Extract each line of the records below that contains the word "preset".
# DATA EXCERPTS start
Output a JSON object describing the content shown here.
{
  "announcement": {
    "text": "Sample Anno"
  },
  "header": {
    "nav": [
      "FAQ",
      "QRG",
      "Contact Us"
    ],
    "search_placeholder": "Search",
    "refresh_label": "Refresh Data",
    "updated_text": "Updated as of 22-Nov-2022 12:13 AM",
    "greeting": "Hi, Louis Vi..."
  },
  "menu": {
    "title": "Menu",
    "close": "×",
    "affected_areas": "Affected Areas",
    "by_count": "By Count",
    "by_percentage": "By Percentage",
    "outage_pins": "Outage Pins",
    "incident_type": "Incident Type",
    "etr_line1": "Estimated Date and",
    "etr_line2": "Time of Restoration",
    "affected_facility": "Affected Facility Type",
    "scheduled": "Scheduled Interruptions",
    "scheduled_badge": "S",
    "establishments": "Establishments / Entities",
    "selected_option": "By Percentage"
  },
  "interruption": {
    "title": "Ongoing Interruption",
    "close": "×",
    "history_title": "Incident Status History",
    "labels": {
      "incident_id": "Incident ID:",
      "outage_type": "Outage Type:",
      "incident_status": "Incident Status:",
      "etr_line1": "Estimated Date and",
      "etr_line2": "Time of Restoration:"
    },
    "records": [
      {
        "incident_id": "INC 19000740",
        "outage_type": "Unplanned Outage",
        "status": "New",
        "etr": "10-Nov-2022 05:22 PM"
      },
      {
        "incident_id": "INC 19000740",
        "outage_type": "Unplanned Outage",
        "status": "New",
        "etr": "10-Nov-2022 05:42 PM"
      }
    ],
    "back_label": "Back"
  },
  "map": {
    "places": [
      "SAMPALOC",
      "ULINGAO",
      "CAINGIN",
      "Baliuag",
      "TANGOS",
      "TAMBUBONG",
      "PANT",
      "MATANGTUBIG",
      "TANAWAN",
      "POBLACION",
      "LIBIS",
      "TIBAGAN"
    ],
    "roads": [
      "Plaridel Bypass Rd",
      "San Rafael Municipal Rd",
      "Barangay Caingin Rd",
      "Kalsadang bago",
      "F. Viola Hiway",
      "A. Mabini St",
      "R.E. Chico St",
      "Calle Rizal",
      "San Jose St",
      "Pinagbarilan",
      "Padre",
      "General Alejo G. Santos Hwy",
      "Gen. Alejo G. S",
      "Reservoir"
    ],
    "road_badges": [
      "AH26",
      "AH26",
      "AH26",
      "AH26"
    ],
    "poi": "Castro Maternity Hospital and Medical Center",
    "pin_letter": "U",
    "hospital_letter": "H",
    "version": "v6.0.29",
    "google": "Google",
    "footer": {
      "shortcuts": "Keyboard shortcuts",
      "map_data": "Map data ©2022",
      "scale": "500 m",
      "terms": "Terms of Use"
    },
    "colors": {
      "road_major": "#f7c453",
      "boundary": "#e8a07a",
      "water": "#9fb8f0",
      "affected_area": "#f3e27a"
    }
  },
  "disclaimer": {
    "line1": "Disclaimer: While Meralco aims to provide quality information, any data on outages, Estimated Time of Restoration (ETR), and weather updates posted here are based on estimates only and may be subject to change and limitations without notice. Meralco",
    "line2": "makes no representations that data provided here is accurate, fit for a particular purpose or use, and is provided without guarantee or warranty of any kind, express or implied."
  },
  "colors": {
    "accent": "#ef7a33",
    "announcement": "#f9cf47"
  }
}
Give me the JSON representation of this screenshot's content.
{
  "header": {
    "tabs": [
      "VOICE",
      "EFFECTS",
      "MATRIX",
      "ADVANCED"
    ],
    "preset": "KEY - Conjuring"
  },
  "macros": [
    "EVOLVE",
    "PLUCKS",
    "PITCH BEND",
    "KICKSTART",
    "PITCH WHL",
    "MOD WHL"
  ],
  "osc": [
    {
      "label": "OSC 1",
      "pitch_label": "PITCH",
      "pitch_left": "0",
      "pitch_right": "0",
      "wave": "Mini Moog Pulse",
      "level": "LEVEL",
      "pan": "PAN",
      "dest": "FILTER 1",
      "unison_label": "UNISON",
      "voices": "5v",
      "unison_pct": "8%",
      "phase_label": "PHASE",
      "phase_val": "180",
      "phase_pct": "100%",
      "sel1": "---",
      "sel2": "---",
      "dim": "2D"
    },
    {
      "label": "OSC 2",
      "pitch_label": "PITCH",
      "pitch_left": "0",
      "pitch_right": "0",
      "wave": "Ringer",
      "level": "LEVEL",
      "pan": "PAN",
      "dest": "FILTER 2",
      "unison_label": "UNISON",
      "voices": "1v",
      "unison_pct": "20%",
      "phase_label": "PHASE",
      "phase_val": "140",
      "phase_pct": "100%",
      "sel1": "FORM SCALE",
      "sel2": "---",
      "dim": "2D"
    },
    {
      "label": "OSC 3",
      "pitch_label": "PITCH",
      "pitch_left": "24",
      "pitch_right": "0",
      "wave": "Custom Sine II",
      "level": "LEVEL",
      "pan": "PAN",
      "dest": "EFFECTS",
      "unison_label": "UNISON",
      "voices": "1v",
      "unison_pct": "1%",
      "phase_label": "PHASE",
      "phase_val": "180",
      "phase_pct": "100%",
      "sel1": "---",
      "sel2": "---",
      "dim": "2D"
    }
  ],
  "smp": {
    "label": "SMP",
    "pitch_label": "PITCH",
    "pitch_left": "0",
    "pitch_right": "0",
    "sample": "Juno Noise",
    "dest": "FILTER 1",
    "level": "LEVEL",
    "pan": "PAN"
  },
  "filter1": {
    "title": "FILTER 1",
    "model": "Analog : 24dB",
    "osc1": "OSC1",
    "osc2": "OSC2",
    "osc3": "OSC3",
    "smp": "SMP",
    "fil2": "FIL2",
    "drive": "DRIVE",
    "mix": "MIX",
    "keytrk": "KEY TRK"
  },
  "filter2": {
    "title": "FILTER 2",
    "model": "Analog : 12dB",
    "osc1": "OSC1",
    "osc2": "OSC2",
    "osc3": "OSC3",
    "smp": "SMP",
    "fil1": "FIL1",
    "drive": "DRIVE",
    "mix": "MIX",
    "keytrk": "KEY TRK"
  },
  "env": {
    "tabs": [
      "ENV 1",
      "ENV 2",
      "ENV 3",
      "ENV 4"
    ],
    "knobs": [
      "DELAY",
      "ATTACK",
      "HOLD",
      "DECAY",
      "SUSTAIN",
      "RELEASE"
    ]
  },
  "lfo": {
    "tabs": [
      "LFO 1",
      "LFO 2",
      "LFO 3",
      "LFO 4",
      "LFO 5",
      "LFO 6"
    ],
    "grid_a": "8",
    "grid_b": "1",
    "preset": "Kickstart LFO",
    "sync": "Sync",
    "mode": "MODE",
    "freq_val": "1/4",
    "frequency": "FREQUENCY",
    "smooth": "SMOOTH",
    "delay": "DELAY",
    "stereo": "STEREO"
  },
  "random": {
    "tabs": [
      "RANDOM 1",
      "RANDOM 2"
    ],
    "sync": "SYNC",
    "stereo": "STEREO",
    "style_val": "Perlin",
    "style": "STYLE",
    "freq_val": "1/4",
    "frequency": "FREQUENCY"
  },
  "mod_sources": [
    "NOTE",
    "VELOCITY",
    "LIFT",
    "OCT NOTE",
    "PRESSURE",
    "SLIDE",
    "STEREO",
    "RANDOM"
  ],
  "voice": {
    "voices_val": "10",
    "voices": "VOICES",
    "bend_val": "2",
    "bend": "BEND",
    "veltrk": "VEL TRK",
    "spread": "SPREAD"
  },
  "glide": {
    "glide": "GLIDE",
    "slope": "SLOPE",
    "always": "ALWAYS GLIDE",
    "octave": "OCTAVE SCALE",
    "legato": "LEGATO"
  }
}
# DATA EXCERPTS end
**CORRECT OUTPUT:**
    "preset": "KEY - Conjuring"
    "preset": "Kickstart LFO",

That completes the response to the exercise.